What this task involves. Below are some records: retype them all exactly, but not the pictures.

(Saved entries)
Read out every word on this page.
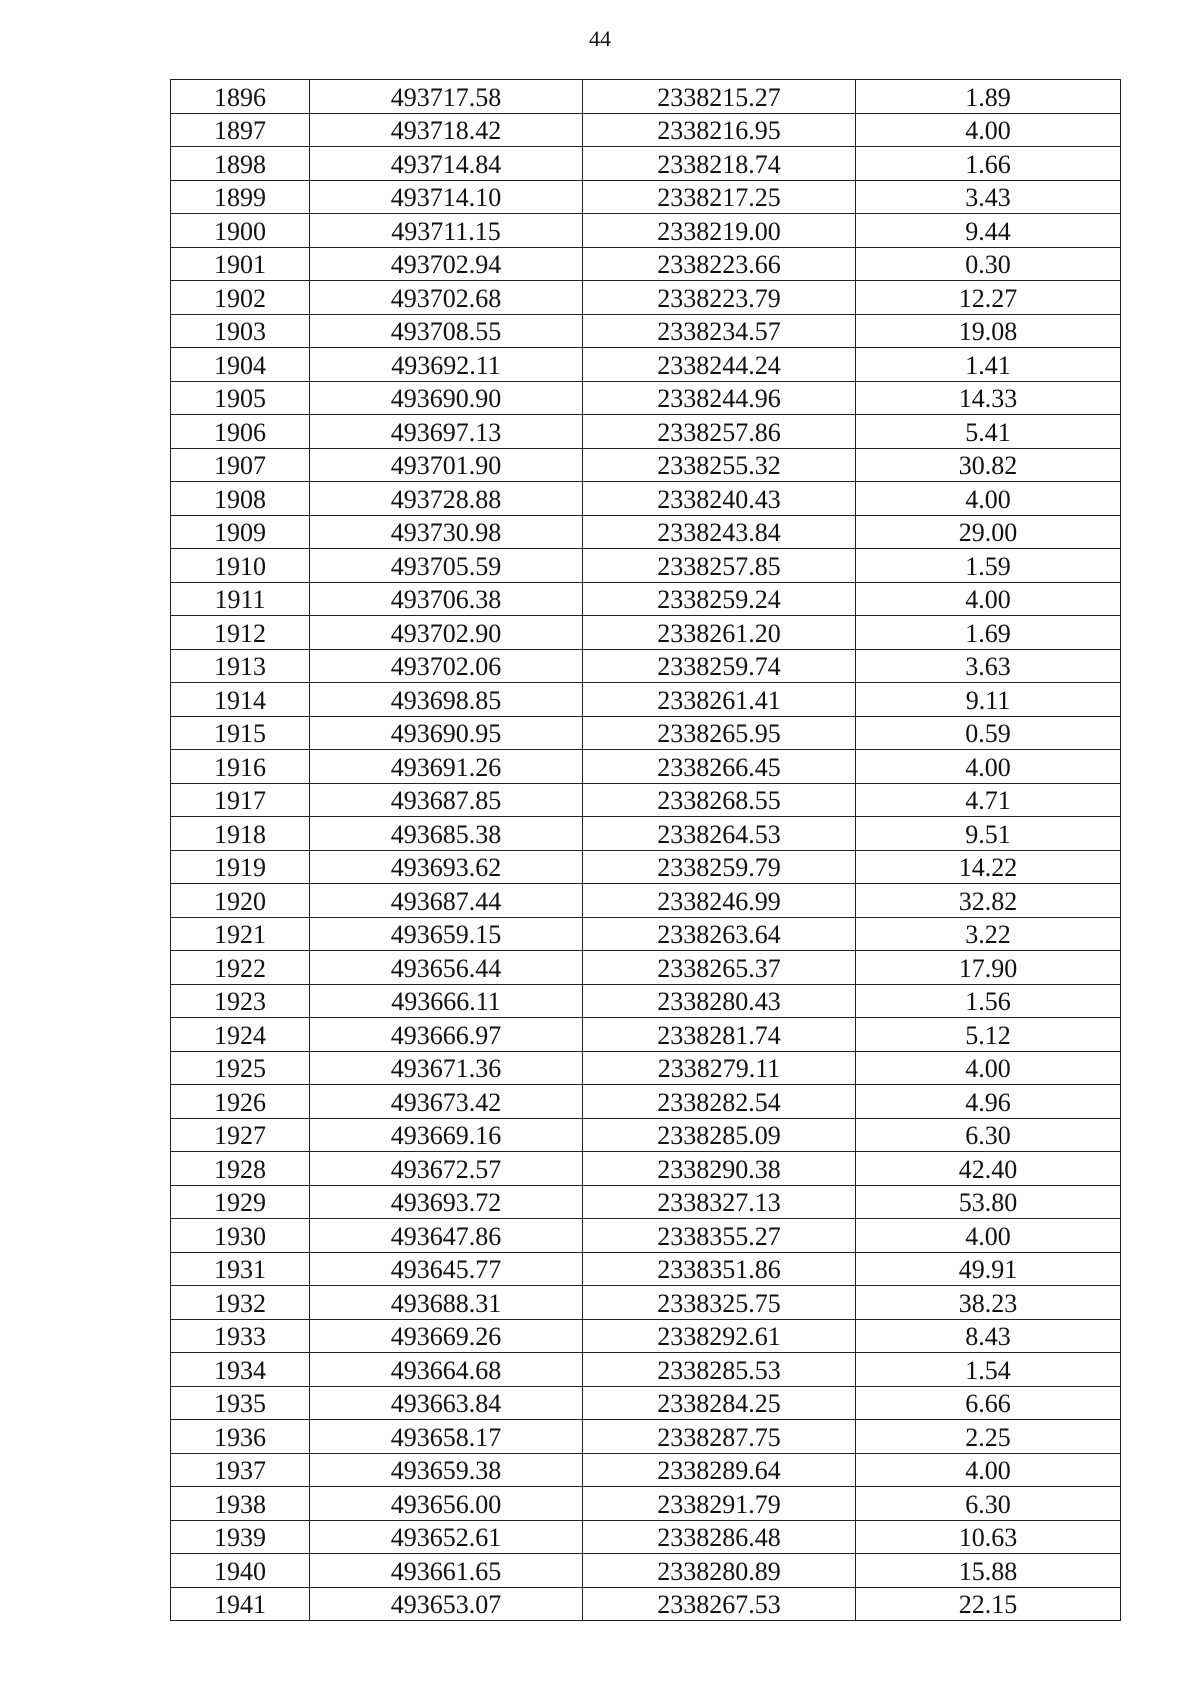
44
1896	493717.58	2338215.27	1.89
1897	493718.42	2338216.95	4.00
1898	493714.84	2338218.74	1.66
1899	493714.10	2338217.25	3.43
1900	493711.15	2338219.00	9.44
1901	493702.94	2338223.66	0.30
1902	493702.68	2338223.79	12.27
1903	493708.55	2338234.57	19.08
1904	493692.11	2338244.24	1.41
1905	493690.90	2338244.96	14.33
1906	493697.13	2338257.86	5.41
1907	493701.90	2338255.32	30.82
1908	493728.88	2338240.43	4.00
1909	493730.98	2338243.84	29.00
1910	493705.59	2338257.85	1.59
1911	493706.38	2338259.24	4.00
1912	493702.90	2338261.20	1.69
1913	493702.06	2338259.74	3.63
1914	493698.85	2338261.41	9.11
1915	493690.95	2338265.95	0.59
1916	493691.26	2338266.45	4.00
1917	493687.85	2338268.55	4.71
1918	493685.38	2338264.53	9.51
1919	493693.62	2338259.79	14.22
1920	493687.44	2338246.99	32.82
1921	493659.15	2338263.64	3.22
1922	493656.44	2338265.37	17.90
1923	493666.11	2338280.43	1.56
1924	493666.97	2338281.74	5.12
1925	493671.36	2338279.11	4.00
1926	493673.42	2338282.54	4.96
1927	493669.16	2338285.09	6.30
1928	493672.57	2338290.38	42.40
1929	493693.72	2338327.13	53.80
1930	493647.86	2338355.27	4.00
1931	493645.77	2338351.86	49.91
1932	493688.31	2338325.75	38.23
1933	493669.26	2338292.61	8.43
1934	493664.68	2338285.53	1.54
1935	493663.84	2338284.25	6.66
1936	493658.17	2338287.75	2.25
1937	493659.38	2338289.64	4.00
1938	493656.00	2338291.79	6.30
1939	493652.61	2338286.48	10.63
1940	493661.65	2338280.89	15.88
1941	493653.07	2338267.53	22.15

Final result.
Read out every word on this page.
44
1896	493717.58	2338215.27	1.89
1897	493718.42	2338216.95	4.00
1898	493714.84	2338218.74	1.66
1899	493714.10	2338217.25	3.43
1900	493711.15	2338219.00	9.44
1901	493702.94	2338223.66	0.30
1902	493702.68	2338223.79	12.27
1903	493708.55	2338234.57	19.08
1904	493692.11	2338244.24	1.41
1905	493690.90	2338244.96	14.33
1906	493697.13	2338257.86	5.41
1907	493701.90	2338255.32	30.82
1908	493728.88	2338240.43	4.00
1909	493730.98	2338243.84	29.00
1910	493705.59	2338257.85	1.59
1911	493706.38	2338259.24	4.00
1912	493702.90	2338261.20	1.69
1913	493702.06	2338259.74	3.63
1914	493698.85	2338261.41	9.11
1915	493690.95	2338265.95	0.59
1916	493691.26	2338266.45	4.00
1917	493687.85	2338268.55	4.71
1918	493685.38	2338264.53	9.51
1919	493693.62	2338259.79	14.22
1920	493687.44	2338246.99	32.82
1921	493659.15	2338263.64	3.22
1922	493656.44	2338265.37	17.90
1923	493666.11	2338280.43	1.56
1924	493666.97	2338281.74	5.12
1925	493671.36	2338279.11	4.00
1926	493673.42	2338282.54	4.96
1927	493669.16	2338285.09	6.30
1928	493672.57	2338290.38	42.40
1929	493693.72	2338327.13	53.80
1930	493647.86	2338355.27	4.00
1931	493645.77	2338351.86	49.91
1932	493688.31	2338325.75	38.23
1933	493669.26	2338292.61	8.43
1934	493664.68	2338285.53	1.54
1935	493663.84	2338284.25	6.66
1936	493658.17	2338287.75	2.25
1937	493659.38	2338289.64	4.00
1938	493656.00	2338291.79	6.30
1939	493652.61	2338286.48	10.63
1940	493661.65	2338280.89	15.88
1941	493653.07	2338267.53	22.15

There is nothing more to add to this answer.